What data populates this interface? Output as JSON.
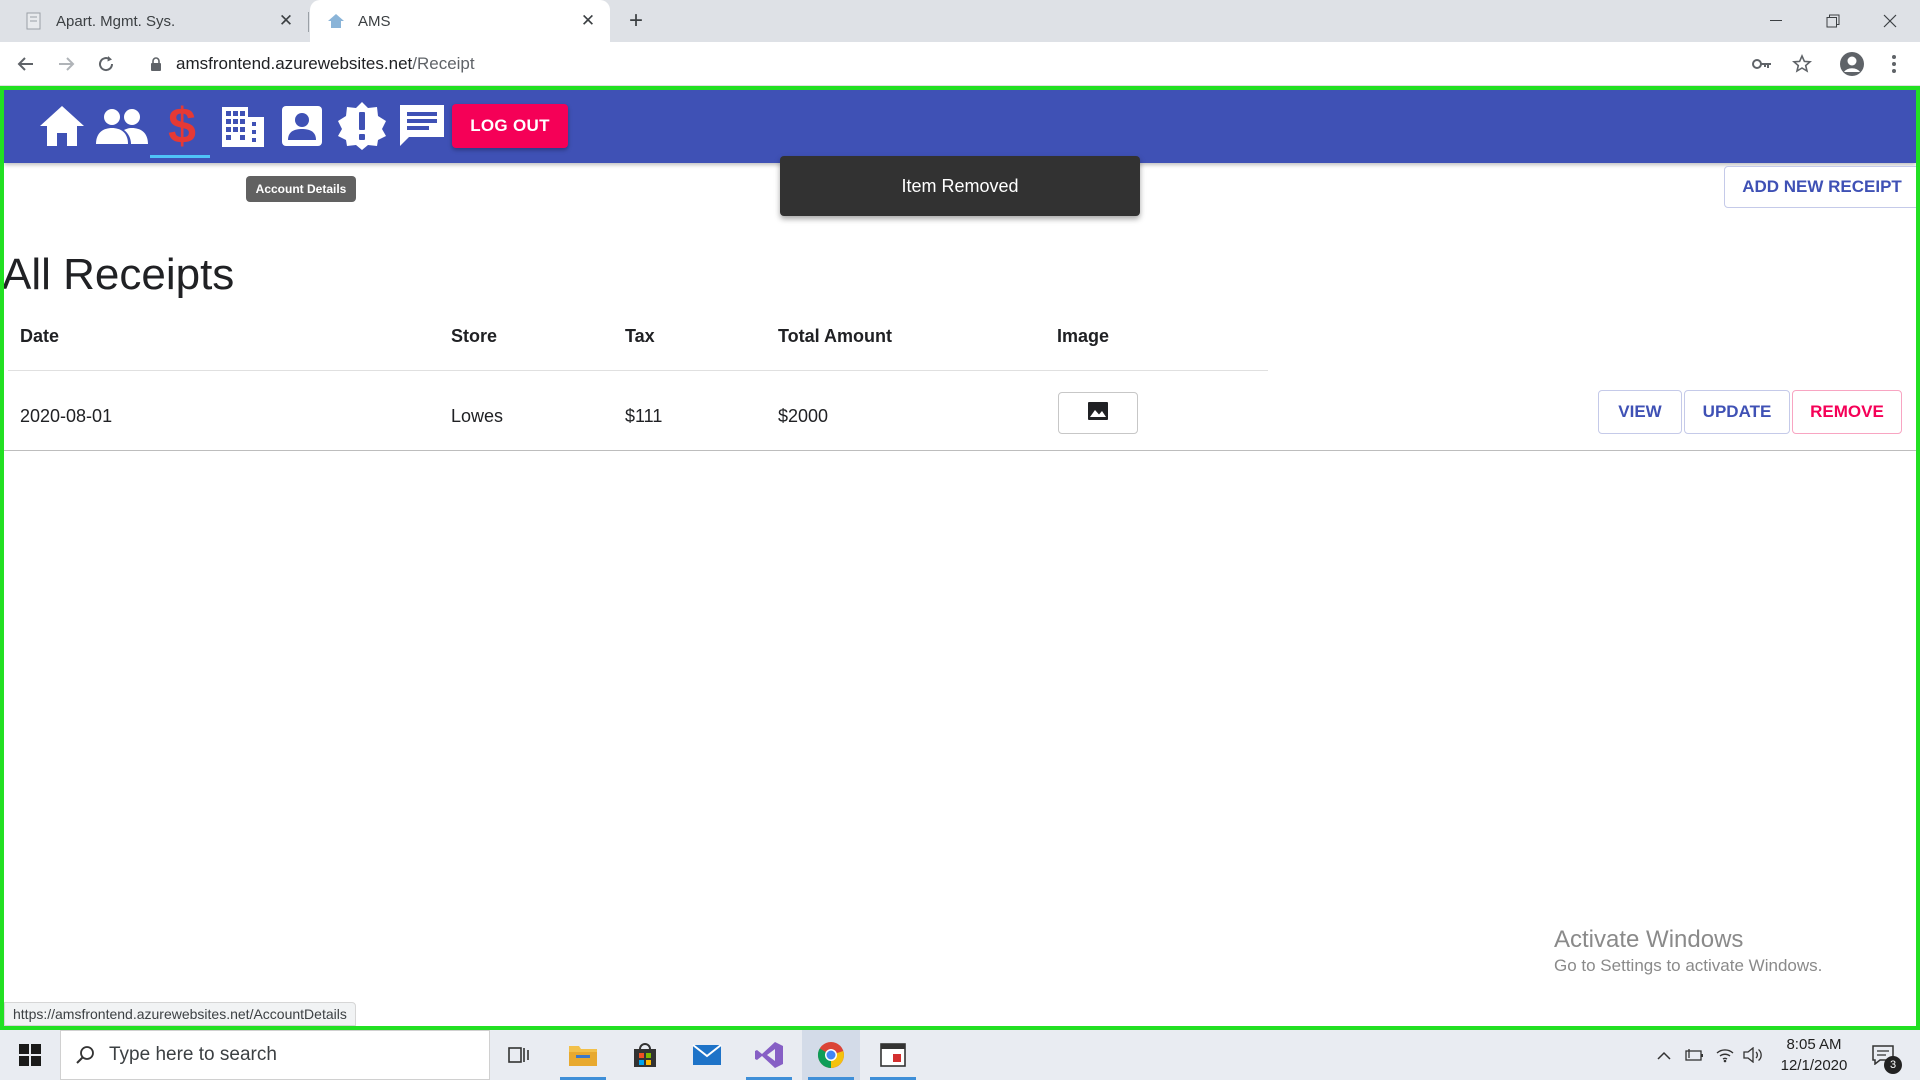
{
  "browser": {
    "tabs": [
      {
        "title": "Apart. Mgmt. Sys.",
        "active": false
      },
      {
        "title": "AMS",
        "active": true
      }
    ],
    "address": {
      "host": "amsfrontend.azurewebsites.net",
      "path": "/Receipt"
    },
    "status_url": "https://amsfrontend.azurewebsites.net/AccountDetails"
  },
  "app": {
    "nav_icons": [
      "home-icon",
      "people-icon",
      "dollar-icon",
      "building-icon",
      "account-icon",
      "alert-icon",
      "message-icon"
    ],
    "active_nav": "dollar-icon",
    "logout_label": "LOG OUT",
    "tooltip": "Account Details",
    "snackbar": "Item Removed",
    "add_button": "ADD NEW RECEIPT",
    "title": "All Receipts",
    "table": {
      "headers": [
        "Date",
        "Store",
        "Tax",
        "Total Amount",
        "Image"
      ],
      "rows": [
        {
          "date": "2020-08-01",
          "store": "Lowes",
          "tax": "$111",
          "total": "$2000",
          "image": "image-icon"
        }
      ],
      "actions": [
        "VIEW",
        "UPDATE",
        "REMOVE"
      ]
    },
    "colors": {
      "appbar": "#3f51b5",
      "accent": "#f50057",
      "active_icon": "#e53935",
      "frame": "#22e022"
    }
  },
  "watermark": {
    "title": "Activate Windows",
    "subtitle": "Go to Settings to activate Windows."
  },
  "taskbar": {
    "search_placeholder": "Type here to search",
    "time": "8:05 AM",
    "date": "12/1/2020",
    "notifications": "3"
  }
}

(Aim of the exercise)
Only the number is wanted: how many lines in the entries above contain the word "amsfrontend"?

(Exercise answer)
2